Select the lines below containing the word "mérséklése".
* Begin DATA FOR THIS TASK *
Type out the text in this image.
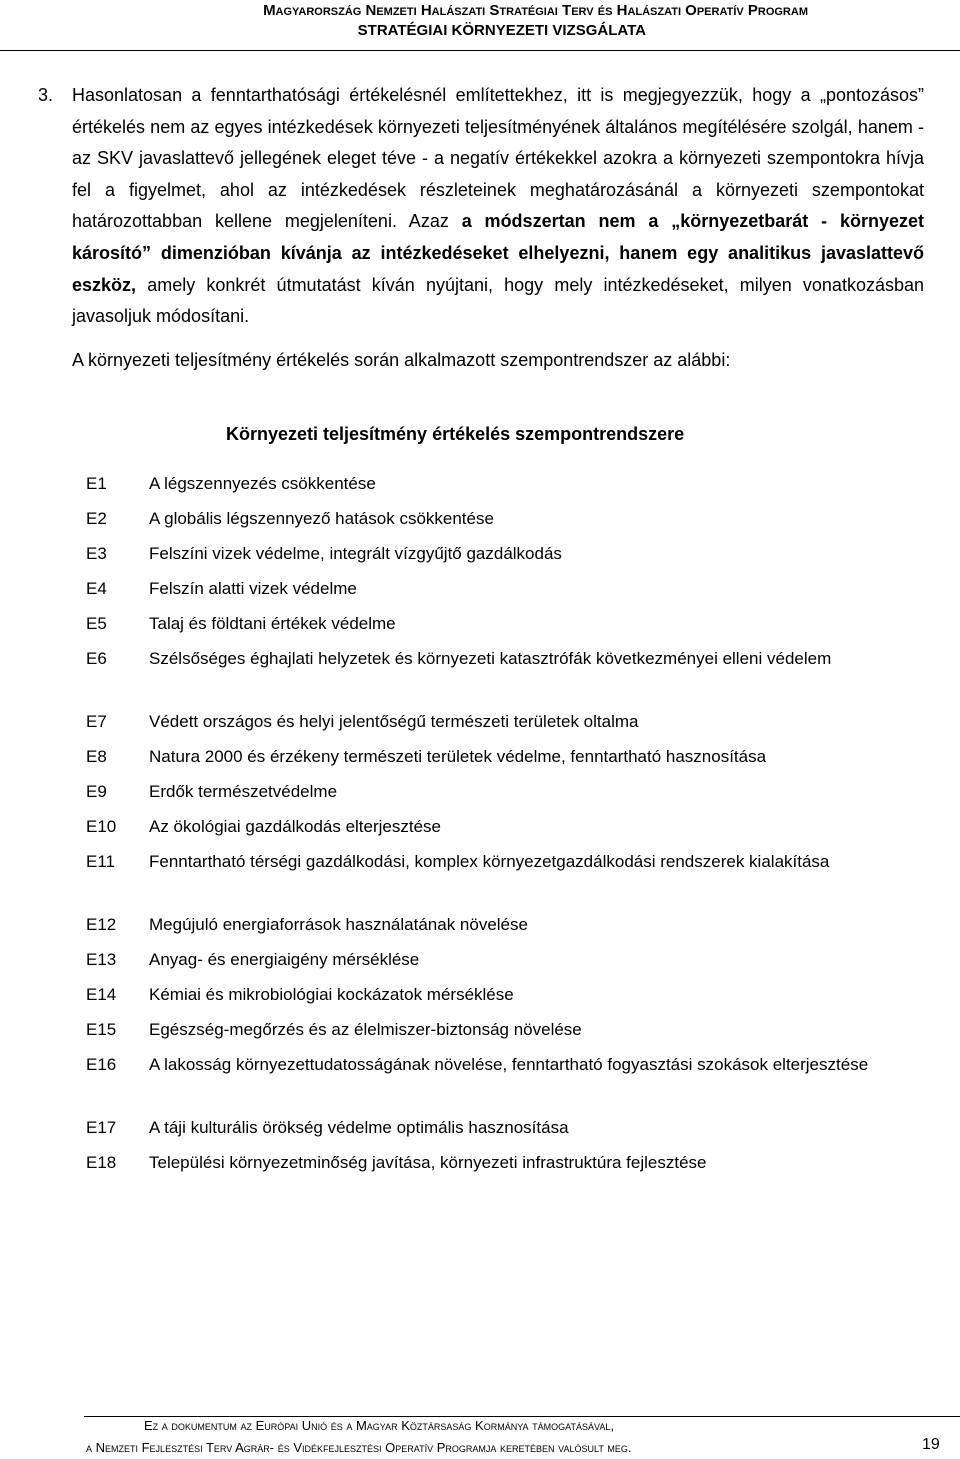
Magyarország Nemzeti Halászati Stratégiai Terv és Halászati Operatív Program
STRATÉGIAI KÖRNYEZETI VIZSGÁLATA

3. Hasonlatosan a fenntarthatósági értékelésnél említettekhez, itt is megjegyezzük, hogy a „pontozásos” értékelés nem az egyes intézkedések környezeti teljesítményének általános megítélésére szolgál, hanem - az SKV javaslattevő jellegének eleget téve - a negatív értékekkel azokra a környezeti szempontokra hívja fel a figyelmet, ahol az intézkedések részleteinek meghatározásánál a környezeti szempontokat határozottabban kellene megjeleníteni. Azaz a módszertan nem a „környezetbarát - környezet károsító” dimenzióban kívánja az intézkedéseket elhelyezni, hanem egy analitikus javaslattevő eszköz, amely konkrét útmutatást kíván nyújtani, hogy mely intézkedéseket, milyen vonatkozásban javasoljuk módosítani.

A környezeti teljesítmény értékelés során alkalmazott szempontrendszer az alábbi:

Környezeti teljesítmény értékelés szempontrendszere
E1 A légszennyezés csökkentése
E2 A globális légszennyező hatások csökkentése
E3 Felszíni vizek védelme, integrált vízgyűjtő gazdálkodás
E4 Felszín alatti vizek védelme
E5 Talaj és földtani értékek védelme
E6 Szélsőséges éghajlati helyzetek és környezeti katasztrófák következményei elleni védelem
E7 Védett országos és helyi jelentőségű természeti területek oltalma
E8 Natura 2000 és érzékeny természeti területek védelme, fenntartható hasznosítása
E9 Erdők természetvédelme
E10 Az ökológiai gazdálkodás elterjesztése
E11 Fenntartható térségi gazdálkodási, komplex környezetgazdálkodási rendszerek kialakítása
E12 Megújuló energiaforrások használatának növelése
E13 Anyag- és energiaigény mérséklése
E14 Kémiai és mikrobiológiai kockázatok mérséklése
E15 Egészség-megőrzés és az élelmiszer-biztonság növelése
E16 A lakosság környezettudatosságának növelése, fenntartható fogyasztási szokások elterjesztése
E17 A táji kulturális örökség védelme optimális hasznosítása
E18 Települési környezetminőség javítása, környezeti infrastruktúra fejlesztése
Ez a dokumentum az Európai Unió és a Magyar Köztársaság Kormánya támogatásával,
a Nemzeti Fejlesztési Terv Agrár- és Vidékfejlesztési Operatív Programja keretében valósult meg.	19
* End DATA FOR THIS TASK *
_TASK SOLUTION_:
E13 Anyag- és energiaigény mérséklése
E14 Kémiai és mikrobiológiai kockázatok mérséklése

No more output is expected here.